▶ [EXTRACTED MATERIAL]
"""

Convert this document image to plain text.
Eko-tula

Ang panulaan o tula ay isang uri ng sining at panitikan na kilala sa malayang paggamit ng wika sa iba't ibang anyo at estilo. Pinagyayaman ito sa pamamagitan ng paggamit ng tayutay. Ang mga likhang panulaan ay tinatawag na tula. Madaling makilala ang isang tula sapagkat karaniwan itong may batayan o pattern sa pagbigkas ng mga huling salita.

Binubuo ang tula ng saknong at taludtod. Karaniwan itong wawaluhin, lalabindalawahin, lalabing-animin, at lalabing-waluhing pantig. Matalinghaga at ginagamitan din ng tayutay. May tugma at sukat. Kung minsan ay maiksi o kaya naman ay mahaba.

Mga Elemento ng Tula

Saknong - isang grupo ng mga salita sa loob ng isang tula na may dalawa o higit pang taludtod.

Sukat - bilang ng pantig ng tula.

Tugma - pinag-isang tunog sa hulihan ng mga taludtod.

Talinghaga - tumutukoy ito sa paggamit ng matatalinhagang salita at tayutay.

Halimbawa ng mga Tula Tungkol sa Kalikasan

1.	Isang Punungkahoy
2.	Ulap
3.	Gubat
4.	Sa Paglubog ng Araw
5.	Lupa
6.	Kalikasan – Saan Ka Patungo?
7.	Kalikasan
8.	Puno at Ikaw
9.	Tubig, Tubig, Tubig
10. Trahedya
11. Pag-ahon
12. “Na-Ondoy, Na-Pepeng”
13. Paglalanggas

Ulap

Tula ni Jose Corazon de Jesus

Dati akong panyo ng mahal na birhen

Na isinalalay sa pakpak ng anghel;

"""

Output the listing above without altering a single character.

▶ [RESULT OF THIS TASK]
Convert this document image to plain text.
Eko-tula

Ang panulaan o tula ay isang uri ng sining at panitikan na kilala sa malayang paggamit ng wika sa iba't ibang anyo at estilo. Pinagyayaman ito sa pamamagitan ng paggamit ng tayutay. Ang mga likhang panulaan ay tinatawag na tula. Madaling makilala ang isang tula sapagkat karaniwan itong may batayan o pattern sa pagbigkas ng mga huling salita.

Binubuo ang tula ng saknong at taludtod. Karaniwan itong wawaluhin, lalabindalawahin, lalabing-animin, at lalabing-waluhing pantig. Matalinghaga at ginagamitan din ng tayutay. May tugma at sukat. Kung minsan ay maiksi o kaya naman ay mahaba.

Mga Elemento ng Tula

Saknong - isang grupo ng mga salita sa loob ng isang tula na may dalawa o higit pang taludtod.

Sukat - bilang ng pantig ng tula.

Tugma - pinag-isang tunog sa hulihan ng mga taludtod.

Talinghaga - tumutukoy ito sa paggamit ng matatalinhagang salita at tayutay.

Halimbawa ng mga Tula Tungkol sa Kalikasan

1.	Isang Punungkahoy
2.	Ulap
3.	Gubat
4.	Sa Paglubog ng Araw
5.	Lupa
6.	Kalikasan – Saan Ka Patungo?
7.	Kalikasan
8.	Puno at Ikaw
9.	Tubig, Tubig, Tubig
10. Trahedya
11. Pag-ahon
12. “Na-Ondoy, Na-Pepeng”
13. Paglalanggas

Ulap

Tula ni Jose Corazon de Jesus

Dati akong panyo ng mahal na birhen

Na isinalalay sa pakpak ng anghel;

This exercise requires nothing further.